**DATA SUPPLIED**
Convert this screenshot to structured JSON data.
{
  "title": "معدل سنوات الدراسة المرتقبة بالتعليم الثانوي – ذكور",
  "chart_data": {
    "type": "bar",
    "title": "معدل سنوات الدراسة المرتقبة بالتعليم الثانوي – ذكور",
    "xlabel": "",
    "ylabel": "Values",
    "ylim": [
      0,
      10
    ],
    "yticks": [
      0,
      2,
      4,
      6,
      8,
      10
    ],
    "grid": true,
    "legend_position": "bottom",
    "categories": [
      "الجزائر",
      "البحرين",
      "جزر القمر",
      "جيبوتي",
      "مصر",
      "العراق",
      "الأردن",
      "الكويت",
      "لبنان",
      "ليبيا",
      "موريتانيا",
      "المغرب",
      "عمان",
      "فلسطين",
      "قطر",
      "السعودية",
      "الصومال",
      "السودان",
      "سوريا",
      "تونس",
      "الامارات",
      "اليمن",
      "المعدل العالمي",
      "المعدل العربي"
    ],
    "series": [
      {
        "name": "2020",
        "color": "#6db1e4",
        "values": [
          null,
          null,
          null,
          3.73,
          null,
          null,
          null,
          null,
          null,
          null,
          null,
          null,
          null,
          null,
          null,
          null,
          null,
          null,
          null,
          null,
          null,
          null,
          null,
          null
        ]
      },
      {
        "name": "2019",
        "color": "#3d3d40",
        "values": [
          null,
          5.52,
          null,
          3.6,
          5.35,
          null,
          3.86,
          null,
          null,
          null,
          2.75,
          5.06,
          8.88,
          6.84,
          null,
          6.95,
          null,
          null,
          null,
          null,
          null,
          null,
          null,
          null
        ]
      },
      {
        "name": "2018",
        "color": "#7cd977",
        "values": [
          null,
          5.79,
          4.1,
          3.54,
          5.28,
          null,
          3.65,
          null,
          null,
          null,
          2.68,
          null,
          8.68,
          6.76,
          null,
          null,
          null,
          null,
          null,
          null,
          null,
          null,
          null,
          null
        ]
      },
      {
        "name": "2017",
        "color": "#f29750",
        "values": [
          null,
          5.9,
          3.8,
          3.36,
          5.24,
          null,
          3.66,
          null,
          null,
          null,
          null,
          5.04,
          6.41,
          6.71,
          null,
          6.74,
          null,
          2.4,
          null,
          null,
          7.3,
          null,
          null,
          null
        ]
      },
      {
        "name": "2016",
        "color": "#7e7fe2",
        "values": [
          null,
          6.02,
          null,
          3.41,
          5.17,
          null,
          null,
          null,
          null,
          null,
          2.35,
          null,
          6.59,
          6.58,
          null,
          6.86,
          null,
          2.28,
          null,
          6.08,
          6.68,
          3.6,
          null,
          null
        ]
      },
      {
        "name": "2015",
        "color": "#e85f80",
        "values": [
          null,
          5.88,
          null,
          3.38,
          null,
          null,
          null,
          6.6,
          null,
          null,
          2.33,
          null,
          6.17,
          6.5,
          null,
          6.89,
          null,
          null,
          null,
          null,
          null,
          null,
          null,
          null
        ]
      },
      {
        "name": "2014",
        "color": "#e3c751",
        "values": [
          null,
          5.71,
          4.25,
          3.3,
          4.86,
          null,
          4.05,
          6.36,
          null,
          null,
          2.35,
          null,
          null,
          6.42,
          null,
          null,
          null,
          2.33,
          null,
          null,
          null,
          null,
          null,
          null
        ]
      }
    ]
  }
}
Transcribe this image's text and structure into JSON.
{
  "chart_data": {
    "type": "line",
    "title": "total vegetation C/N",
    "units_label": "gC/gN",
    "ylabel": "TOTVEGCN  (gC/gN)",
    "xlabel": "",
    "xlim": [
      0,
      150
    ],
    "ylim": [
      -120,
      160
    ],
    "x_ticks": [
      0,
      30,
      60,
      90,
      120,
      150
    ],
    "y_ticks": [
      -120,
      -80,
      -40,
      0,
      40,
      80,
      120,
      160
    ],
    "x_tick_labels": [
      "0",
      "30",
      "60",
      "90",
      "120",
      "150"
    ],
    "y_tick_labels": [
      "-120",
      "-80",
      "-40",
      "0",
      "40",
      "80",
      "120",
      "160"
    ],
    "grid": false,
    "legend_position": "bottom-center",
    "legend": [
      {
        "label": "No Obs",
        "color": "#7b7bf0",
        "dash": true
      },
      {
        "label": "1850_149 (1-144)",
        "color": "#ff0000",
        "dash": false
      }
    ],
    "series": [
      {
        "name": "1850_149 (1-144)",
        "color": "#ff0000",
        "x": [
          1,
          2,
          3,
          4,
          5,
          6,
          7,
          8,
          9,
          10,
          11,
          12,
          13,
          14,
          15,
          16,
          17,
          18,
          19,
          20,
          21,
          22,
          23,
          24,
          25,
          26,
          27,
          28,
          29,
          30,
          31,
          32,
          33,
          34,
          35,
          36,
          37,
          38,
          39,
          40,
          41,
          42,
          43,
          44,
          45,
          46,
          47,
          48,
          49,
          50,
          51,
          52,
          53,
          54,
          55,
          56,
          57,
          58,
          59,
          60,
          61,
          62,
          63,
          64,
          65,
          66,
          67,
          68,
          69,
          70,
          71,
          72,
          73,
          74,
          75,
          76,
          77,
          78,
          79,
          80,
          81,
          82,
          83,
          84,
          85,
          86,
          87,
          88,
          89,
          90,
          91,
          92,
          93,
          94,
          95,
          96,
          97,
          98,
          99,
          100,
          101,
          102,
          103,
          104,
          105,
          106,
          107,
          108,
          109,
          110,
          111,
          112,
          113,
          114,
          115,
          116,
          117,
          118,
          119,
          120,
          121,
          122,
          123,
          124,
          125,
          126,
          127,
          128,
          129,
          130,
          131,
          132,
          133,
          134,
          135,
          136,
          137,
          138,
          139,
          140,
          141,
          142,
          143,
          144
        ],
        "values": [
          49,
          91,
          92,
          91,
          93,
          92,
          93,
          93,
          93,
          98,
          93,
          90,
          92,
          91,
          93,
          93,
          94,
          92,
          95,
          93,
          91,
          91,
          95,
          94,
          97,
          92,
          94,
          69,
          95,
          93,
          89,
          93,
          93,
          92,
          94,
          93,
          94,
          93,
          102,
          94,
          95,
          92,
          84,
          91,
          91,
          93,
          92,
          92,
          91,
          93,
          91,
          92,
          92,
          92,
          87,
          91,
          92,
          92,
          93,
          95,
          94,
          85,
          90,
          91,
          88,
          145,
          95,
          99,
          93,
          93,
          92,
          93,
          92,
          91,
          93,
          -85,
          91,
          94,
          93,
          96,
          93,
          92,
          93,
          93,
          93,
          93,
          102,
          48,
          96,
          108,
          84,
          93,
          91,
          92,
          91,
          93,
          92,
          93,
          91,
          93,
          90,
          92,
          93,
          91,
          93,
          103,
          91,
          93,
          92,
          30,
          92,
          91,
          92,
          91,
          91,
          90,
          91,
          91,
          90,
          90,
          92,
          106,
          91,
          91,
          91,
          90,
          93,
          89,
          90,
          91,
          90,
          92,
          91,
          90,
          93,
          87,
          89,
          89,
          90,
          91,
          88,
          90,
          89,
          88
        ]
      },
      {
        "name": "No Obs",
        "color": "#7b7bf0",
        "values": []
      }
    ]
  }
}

**AIM**
Extract the complete set of records unchanged.

**RESULT BELOW**
Convert this screenshot to structured JSON data.
{
  "title": "معدل سنوات الدراسة المرتقبة بالتعليم الثانوي – ذكور",
  "chart_data": {
    "type": "bar",
    "title": "معدل سنوات الدراسة المرتقبة بالتعليم الثانوي – ذكور",
    "xlabel": "",
    "ylabel": "Values",
    "ylim": [
      0,
      10
    ],
    "yticks": [
      0,
      2,
      4,
      6,
      8,
      10
    ],
    "grid": true,
    "legend_position": "bottom",
    "categories": [
      "الجزائر",
      "البحرين",
      "جزر القمر",
      "جيبوتي",
      "مصر",
      "العراق",
      "الأردن",
      "الكويت",
      "لبنان",
      "ليبيا",
      "موريتانيا",
      "المغرب",
      "عمان",
      "فلسطين",
      "قطر",
      "السعودية",
      "الصومال",
      "السودان",
      "سوريا",
      "تونس",
      "الامارات",
      "اليمن",
      "المعدل العالمي",
      "المعدل العربي"
    ],
    "series": [
      {
        "name": "2020",
        "color": "#6db1e4",
        "values": [
          null,
          null,
          null,
          3.73,
          null,
          null,
          null,
          null,
          null,
          null,
          null,
          null,
          null,
          null,
          null,
          null,
          null,
          null,
          null,
          null,
          null,
          null,
          null,
          null
        ]
      },
      {
        "name": "2019",
        "color": "#3d3d40",
        "values": [
          null,
          5.52,
          null,
          3.6,
          5.35,
          null,
          3.86,
          null,
          null,
          null,
          2.75,
          5.06,
          8.88,
          6.84,
          null,
          6.95,
          null,
          null,
          null,
          null,
          null,
          null,
          null,
          null
        ]
      },
      {
        "name": "2018",
        "color": "#7cd977",
        "values": [
          null,
          5.79,
          4.1,
          3.54,
          5.28,
          null,
          3.65,
          null,
          null,
          null,
          2.68,
          null,
          8.68,
          6.76,
          null,
          null,
          null,
          null,
          null,
          null,
          null,
          null,
          null,
          null
        ]
      },
      {
        "name": "2017",
        "color": "#f29750",
        "values": [
          null,
          5.9,
          3.8,
          3.36,
          5.24,
          null,
          3.66,
          null,
          null,
          null,
          null,
          5.04,
          6.41,
          6.71,
          null,
          6.74,
          null,
          2.4,
          null,
          null,
          7.3,
          null,
          null,
          null
        ]
      },
      {
        "name": "2016",
        "color": "#7e7fe2",
        "values": [
          null,
          6.02,
          null,
          3.41,
          5.17,
          null,
          null,
          null,
          null,
          null,
          2.35,
          null,
          6.59,
          6.58,
          null,
          6.86,
          null,
          2.28,
          null,
          6.08,
          6.68,
          3.6,
          null,
          null
        ]
      },
      {
        "name": "2015",
        "color": "#e85f80",
        "values": [
          null,
          5.88,
          null,
          3.38,
          null,
          null,
          null,
          6.6,
          null,
          null,
          2.33,
          null,
          6.17,
          6.5,
          null,
          6.89,
          null,
          null,
          null,
          null,
          null,
          null,
          null,
          null
        ]
      },
      {
        "name": "2014",
        "color": "#e3c751",
        "values": [
          null,
          5.71,
          4.25,
          3.3,
          4.86,
          null,
          4.05,
          6.36,
          null,
          null,
          2.35,
          null,
          null,
          6.42,
          null,
          null,
          null,
          2.33,
          null,
          null,
          null,
          null,
          null,
          null
        ]
      }
    ]
  }
}
Transcribe this image's text and structure into JSON.
{
  "chart_data": {
    "type": "line",
    "title": "total vegetation C/N",
    "units_label": "gC/gN",
    "ylabel": "TOTVEGCN  (gC/gN)",
    "xlabel": "",
    "xlim": [
      0,
      150
    ],
    "ylim": [
      -120,
      160
    ],
    "x_ticks": [
      0,
      30,
      60,
      90,
      120,
      150
    ],
    "y_ticks": [
      -120,
      -80,
      -40,
      0,
      40,
      80,
      120,
      160
    ],
    "x_tick_labels": [
      "0",
      "30",
      "60",
      "90",
      "120",
      "150"
    ],
    "y_tick_labels": [
      "-120",
      "-80",
      "-40",
      "0",
      "40",
      "80",
      "120",
      "160"
    ],
    "grid": false,
    "legend_position": "bottom-center",
    "legend": [
      {
        "label": "No Obs",
        "color": "#7b7bf0",
        "dash": true
      },
      {
        "label": "1850_149 (1-144)",
        "color": "#ff0000",
        "dash": false
      }
    ],
    "series": [
      {
        "name": "1850_149 (1-144)",
        "color": "#ff0000",
        "x": [
          1,
          2,
          3,
          4,
          5,
          6,
          7,
          8,
          9,
          10,
          11,
          12,
          13,
          14,
          15,
          16,
          17,
          18,
          19,
          20,
          21,
          22,
          23,
          24,
          25,
          26,
          27,
          28,
          29,
          30,
          31,
          32,
          33,
          34,
          35,
          36,
          37,
          38,
          39,
          40,
          41,
          42,
          43,
          44,
          45,
          46,
          47,
          48,
          49,
          50,
          51,
          52,
          53,
          54,
          55,
          56,
          57,
          58,
          59,
          60,
          61,
          62,
          63,
          64,
          65,
          66,
          67,
          68,
          69,
          70,
          71,
          72,
          73,
          74,
          75,
          76,
          77,
          78,
          79,
          80,
          81,
          82,
          83,
          84,
          85,
          86,
          87,
          88,
          89,
          90,
          91,
          92,
          93,
          94,
          95,
          96,
          97,
          98,
          99,
          100,
          101,
          102,
          103,
          104,
          105,
          106,
          107,
          108,
          109,
          110,
          111,
          112,
          113,
          114,
          115,
          116,
          117,
          118,
          119,
          120,
          121,
          122,
          123,
          124,
          125,
          126,
          127,
          128,
          129,
          130,
          131,
          132,
          133,
          134,
          135,
          136,
          137,
          138,
          139,
          140,
          141,
          142,
          143,
          144
        ],
        "values": [
          49,
          91,
          92,
          91,
          93,
          92,
          93,
          93,
          93,
          98,
          93,
          90,
          92,
          91,
          93,
          93,
          94,
          92,
          95,
          93,
          91,
          91,
          95,
          94,
          97,
          92,
          94,
          69,
          95,
          93,
          89,
          93,
          93,
          92,
          94,
          93,
          94,
          93,
          102,
          94,
          95,
          92,
          84,
          91,
          91,
          93,
          92,
          92,
          91,
          93,
          91,
          92,
          92,
          92,
          87,
          91,
          92,
          92,
          93,
          95,
          94,
          85,
          90,
          91,
          88,
          145,
          95,
          99,
          93,
          93,
          92,
          93,
          92,
          91,
          93,
          -85,
          91,
          94,
          93,
          96,
          93,
          92,
          93,
          93,
          93,
          93,
          102,
          48,
          96,
          108,
          84,
          93,
          91,
          92,
          91,
          93,
          92,
          93,
          91,
          93,
          90,
          92,
          93,
          91,
          93,
          103,
          91,
          93,
          92,
          30,
          92,
          91,
          92,
          91,
          91,
          90,
          91,
          91,
          90,
          90,
          92,
          106,
          91,
          91,
          91,
          90,
          93,
          89,
          90,
          91,
          90,
          92,
          91,
          90,
          93,
          87,
          89,
          89,
          90,
          91,
          88,
          90,
          89,
          88
        ]
      },
      {
        "name": "No Obs",
        "color": "#7b7bf0",
        "values": []
      }
    ]
  }
}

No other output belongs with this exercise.